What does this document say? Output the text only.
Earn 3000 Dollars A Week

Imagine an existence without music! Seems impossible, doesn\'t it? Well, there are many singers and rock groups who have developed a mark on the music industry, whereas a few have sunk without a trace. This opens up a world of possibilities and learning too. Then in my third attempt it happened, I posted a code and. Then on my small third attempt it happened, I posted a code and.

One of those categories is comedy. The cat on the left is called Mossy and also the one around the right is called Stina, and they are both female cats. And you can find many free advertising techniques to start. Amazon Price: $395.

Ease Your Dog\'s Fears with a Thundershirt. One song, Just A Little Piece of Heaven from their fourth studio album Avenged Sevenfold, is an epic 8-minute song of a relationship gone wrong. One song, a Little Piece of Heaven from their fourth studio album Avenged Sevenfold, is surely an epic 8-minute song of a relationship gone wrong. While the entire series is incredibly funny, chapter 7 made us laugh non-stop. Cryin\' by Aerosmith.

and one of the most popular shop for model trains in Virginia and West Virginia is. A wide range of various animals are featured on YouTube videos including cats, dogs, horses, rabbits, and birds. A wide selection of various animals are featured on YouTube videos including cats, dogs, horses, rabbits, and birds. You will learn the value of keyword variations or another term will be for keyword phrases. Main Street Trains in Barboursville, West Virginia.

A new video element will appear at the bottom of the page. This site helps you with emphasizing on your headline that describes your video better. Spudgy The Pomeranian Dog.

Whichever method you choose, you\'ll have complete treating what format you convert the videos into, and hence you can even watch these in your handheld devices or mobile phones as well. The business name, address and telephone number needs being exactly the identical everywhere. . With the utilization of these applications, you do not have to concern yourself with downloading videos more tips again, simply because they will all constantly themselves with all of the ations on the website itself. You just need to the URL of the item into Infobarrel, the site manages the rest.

*Task to complete*:
Each line must be given again exactly as written above.

*Output for this task*:
What does this document say? Output the text only.
Earn 3000 Dollars A Week

Imagine an existence without music! Seems impossible, doesn\'t it? Well, there are many singers and rock groups who have developed a mark on the music industry, whereas a few have sunk without a trace. This opens up a world of possibilities and learning too. Then in my third attempt it happened, I posted a code and. Then on my small third attempt it happened, I posted a code and.

One of those categories is comedy. The cat on the left is called Mossy and also the one around the right is called Stina, and they are both female cats. And you can find many free advertising techniques to start. Amazon Price: $395.

Ease Your Dog\'s Fears with a Thundershirt. One song, Just A Little Piece of Heaven from their fourth studio album Avenged Sevenfold, is an epic 8-minute song of a relationship gone wrong. One song, a Little Piece of Heaven from their fourth studio album Avenged Sevenfold, is surely an epic 8-minute song of a relationship gone wrong. While the entire series is incredibly funny, chapter 7 made us laugh non-stop. Cryin\' by Aerosmith.

and one of the most popular shop for model trains in Virginia and West Virginia is. A wide range of various animals are featured on YouTube videos including cats, dogs, horses, rabbits, and birds. A wide selection of various animals are featured on YouTube videos including cats, dogs, horses, rabbits, and birds. You will learn the value of keyword variations or another term will be for keyword phrases. Main Street Trains in Barboursville, West Virginia.

A new video element will appear at the bottom of the page. This site helps you with emphasizing on your headline that describes your video better. Spudgy The Pomeranian Dog.

Whichever method you choose, you\'ll have complete treating what format you convert the videos into, and hence you can even watch these in your handheld devices or mobile phones as well. The business name, address and telephone number needs being exactly the identical everywhere. . With the utilization of these applications, you do not have to concern yourself with downloading videos more tips again, simply because they will all constantly themselves with all of the ations on the website itself. You just need to the URL of the item into Infobarrel, the site manages the rest.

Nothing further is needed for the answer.